▸ Short exercise
Output every line of the entries from the line containing "Output the text content of this document." through the last, exactly, with no other content.

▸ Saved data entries
★ ★ ★ ★ ★ ★ ★

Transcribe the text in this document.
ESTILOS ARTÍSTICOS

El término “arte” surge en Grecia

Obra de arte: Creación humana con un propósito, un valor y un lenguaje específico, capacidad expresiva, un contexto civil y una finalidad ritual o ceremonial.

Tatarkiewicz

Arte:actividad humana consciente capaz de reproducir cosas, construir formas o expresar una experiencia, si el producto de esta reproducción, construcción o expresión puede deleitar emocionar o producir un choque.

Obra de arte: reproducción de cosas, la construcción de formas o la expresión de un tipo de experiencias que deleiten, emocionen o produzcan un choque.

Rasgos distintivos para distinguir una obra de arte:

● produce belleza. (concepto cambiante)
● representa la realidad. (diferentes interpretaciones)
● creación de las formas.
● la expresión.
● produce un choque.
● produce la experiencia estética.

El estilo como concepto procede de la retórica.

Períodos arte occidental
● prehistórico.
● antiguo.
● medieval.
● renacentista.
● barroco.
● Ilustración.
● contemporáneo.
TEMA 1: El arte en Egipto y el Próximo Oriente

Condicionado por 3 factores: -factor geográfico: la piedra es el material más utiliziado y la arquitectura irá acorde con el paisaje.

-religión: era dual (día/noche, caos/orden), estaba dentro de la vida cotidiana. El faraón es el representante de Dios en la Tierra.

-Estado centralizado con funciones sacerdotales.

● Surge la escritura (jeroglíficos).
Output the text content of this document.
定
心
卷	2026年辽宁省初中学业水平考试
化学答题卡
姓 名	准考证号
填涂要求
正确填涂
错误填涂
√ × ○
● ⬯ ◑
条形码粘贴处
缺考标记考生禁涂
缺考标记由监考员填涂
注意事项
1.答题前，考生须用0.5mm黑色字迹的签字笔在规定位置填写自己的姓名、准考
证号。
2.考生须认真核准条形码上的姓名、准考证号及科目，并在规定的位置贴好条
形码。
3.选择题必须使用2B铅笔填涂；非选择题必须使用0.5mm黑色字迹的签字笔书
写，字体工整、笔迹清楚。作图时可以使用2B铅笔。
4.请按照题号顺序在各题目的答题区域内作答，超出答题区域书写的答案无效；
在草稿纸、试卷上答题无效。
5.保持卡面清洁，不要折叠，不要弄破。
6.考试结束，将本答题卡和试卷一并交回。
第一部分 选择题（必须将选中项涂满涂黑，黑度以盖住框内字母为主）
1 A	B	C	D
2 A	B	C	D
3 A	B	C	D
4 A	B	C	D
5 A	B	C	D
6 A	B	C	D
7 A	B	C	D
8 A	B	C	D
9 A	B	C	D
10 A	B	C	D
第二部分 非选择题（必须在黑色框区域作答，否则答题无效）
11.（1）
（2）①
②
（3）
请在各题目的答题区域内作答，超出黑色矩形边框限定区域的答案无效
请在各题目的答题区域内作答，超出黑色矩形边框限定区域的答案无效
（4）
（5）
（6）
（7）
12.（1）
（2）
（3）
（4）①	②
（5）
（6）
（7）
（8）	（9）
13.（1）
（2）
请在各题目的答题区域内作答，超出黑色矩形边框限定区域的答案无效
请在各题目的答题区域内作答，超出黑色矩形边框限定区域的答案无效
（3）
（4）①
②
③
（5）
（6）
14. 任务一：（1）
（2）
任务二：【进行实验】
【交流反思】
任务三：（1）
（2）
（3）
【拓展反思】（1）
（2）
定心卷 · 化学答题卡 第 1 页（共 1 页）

★ ★ ★ ★ ★ ★ ★

▸ Output
Output the text content of this document.
定
心
卷	2026年辽宁省初中学业水平考试
化学答题卡
姓 名	准考证号
填涂要求
正确填涂
错误填涂
√ × ○
● ⬯ ◑
条形码粘贴处
缺考标记考生禁涂
缺考标记由监考员填涂
注意事项
1.答题前，考生须用0.5mm黑色字迹的签字笔在规定位置填写自己的姓名、准考
证号。
2.考生须认真核准条形码上的姓名、准考证号及科目，并在规定的位置贴好条
形码。
3.选择题必须使用2B铅笔填涂；非选择题必须使用0.5mm黑色字迹的签字笔书
写，字体工整、笔迹清楚。作图时可以使用2B铅笔。
4.请按照题号顺序在各题目的答题区域内作答，超出答题区域书写的答案无效；
在草稿纸、试卷上答题无效。
5.保持卡面清洁，不要折叠，不要弄破。
6.考试结束，将本答题卡和试卷一并交回。
第一部分 选择题（必须将选中项涂满涂黑，黑度以盖住框内字母为主）
1 A	B	C	D
2 A	B	C	D
3 A	B	C	D
4 A	B	C	D
5 A	B	C	D
6 A	B	C	D
7 A	B	C	D
8 A	B	C	D
9 A	B	C	D
10 A	B	C	D
第二部分 非选择题（必须在黑色框区域作答，否则答题无效）
11.（1）
（2）①
②
（3）
请在各题目的答题区域内作答，超出黑色矩形边框限定区域的答案无效
请在各题目的答题区域内作答，超出黑色矩形边框限定区域的答案无效
（4）
（5）
（6）
（7）
12.（1）
（2）
（3）
（4）①	②
（5）
（6）
（7）
（8）	（9）
13.（1）
（2）
请在各题目的答题区域内作答，超出黑色矩形边框限定区域的答案无效
请在各题目的答题区域内作答，超出黑色矩形边框限定区域的答案无效
（3）
（4）①
②
③
（5）
（6）
14. 任务一：（1）
（2）
任务二：【进行实验】
【交流反思】
任务三：（1）
（2）
（3）
【拓展反思】（1）
（2）
定心卷 · 化学答题卡 第 1 页（共 1 页）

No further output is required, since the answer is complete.